Materials provided>
════════

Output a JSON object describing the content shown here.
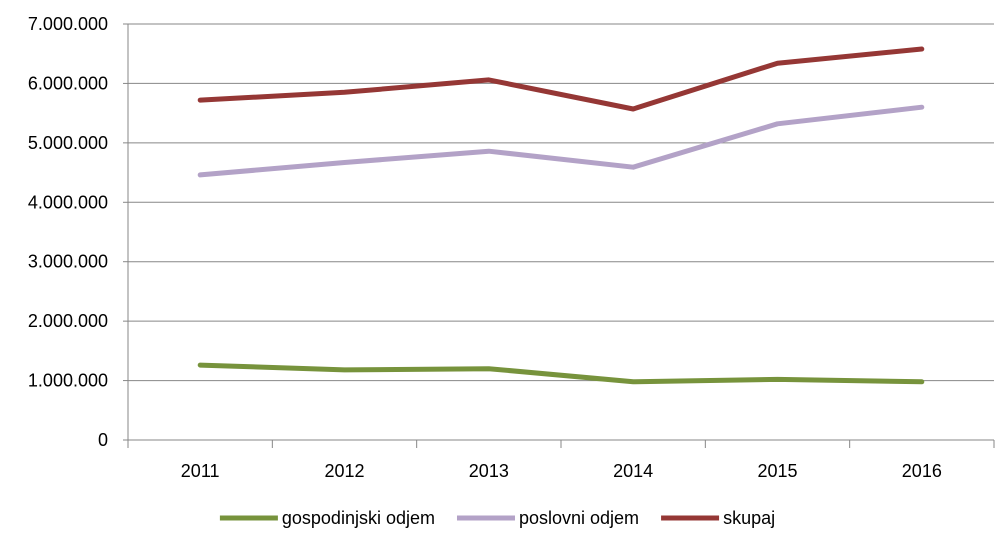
{
  "chart_data": {
    "type": "line",
    "title": "",
    "xlabel": "",
    "ylabel": "",
    "categories": [
      "2011",
      "2012",
      "2013",
      "2014",
      "2015",
      "2016"
    ],
    "ylim": [
      0,
      7000000
    ],
    "y_ticks": [
      0,
      1000000,
      2000000,
      3000000,
      4000000,
      5000000,
      6000000,
      7000000
    ],
    "y_tick_labels": [
      "0",
      "1.000.000",
      "2.000.000",
      "3.000.000",
      "4.000.000",
      "5.000.000",
      "6.000.000",
      "7.000.000"
    ],
    "grid": "horizontal",
    "legend_position": "bottom",
    "series": [
      {
        "name": "gospodinjski odjem",
        "color": "#77933C",
        "values": [
          1260000,
          1180000,
          1200000,
          980000,
          1020000,
          980000
        ]
      },
      {
        "name": "poslovni odjem",
        "color": "#B3A2C7",
        "values": [
          4460000,
          4670000,
          4860000,
          4590000,
          5320000,
          5600000
        ]
      },
      {
        "name": "skupaj",
        "color": "#953735",
        "values": [
          5720000,
          5850000,
          6060000,
          5570000,
          6340000,
          6580000
        ]
      }
    ]
  }
}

════════

Exercise details> Reproduce all the entries that precede this task, word for word, minus any pictures.

Finished answer>
Output a JSON object describing the content shown here.
{
  "chart_data": {
    "type": "line",
    "title": "",
    "xlabel": "",
    "ylabel": "",
    "categories": [
      "2011",
      "2012",
      "2013",
      "2014",
      "2015",
      "2016"
    ],
    "ylim": [
      0,
      7000000
    ],
    "y_ticks": [
      0,
      1000000,
      2000000,
      3000000,
      4000000,
      5000000,
      6000000,
      7000000
    ],
    "y_tick_labels": [
      "0",
      "1.000.000",
      "2.000.000",
      "3.000.000",
      "4.000.000",
      "5.000.000",
      "6.000.000",
      "7.000.000"
    ],
    "grid": "horizontal",
    "legend_position": "bottom",
    "series": [
      {
        "name": "gospodinjski odjem",
        "color": "#77933C",
        "values": [
          1260000,
          1180000,
          1200000,
          980000,
          1020000,
          980000
        ]
      },
      {
        "name": "poslovni odjem",
        "color": "#B3A2C7",
        "values": [
          4460000,
          4670000,
          4860000,
          4590000,
          5320000,
          5600000
        ]
      },
      {
        "name": "skupaj",
        "color": "#953735",
        "values": [
          5720000,
          5850000,
          6060000,
          5570000,
          6340000,
          6580000
        ]
      }
    ]
  }
}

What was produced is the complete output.